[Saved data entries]

###

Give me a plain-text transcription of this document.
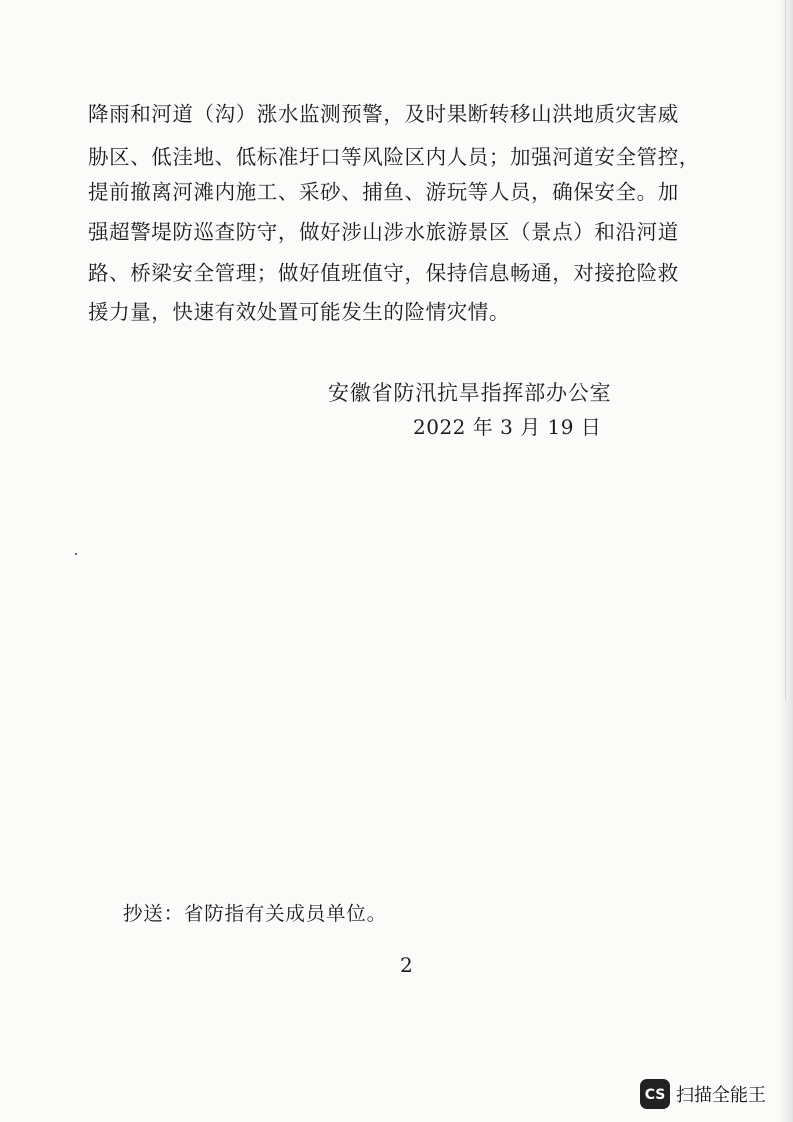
降雨和河道（沟）涨水监测预警，及时果断转移山洪地质灾害威
胁区、低洼地、低标准圩口等风险区内人员；加强河道安全管控，
提前撤离河滩内施工、采砂、捕鱼、游玩等人员，确保安全。加
强超警堤防巡查防守，做好涉山涉水旅游景区（景点）和沿河道
路、桥梁安全管理；做好值班值守，保持信息畅通，对接抢险救
援力量，快速有效处置可能发生的险情灾情。
安徽省防汛抗旱指挥部办公室
2022 年 3 月 19 日
抄送：省防指有关成员单位。
2
CS 扫描全能王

###

◆ Task objective:
Write the records out again in full, exactly, and skip every picture.

◆ Reply to the task:
Give me a plain-text transcription of this document.
降雨和河道（沟）涨水监测预警，及时果断转移山洪地质灾害威
胁区、低洼地、低标准圩口等风险区内人员；加强河道安全管控，
提前撤离河滩内施工、采砂、捕鱼、游玩等人员，确保安全。加
强超警堤防巡查防守，做好涉山涉水旅游景区（景点）和沿河道
路、桥梁安全管理；做好值班值守，保持信息畅通，对接抢险救
援力量，快速有效处置可能发生的险情灾情。
安徽省防汛抗旱指挥部办公室
2022 年 3 月 19 日
抄送：省防指有关成员单位。
2
CS 扫描全能王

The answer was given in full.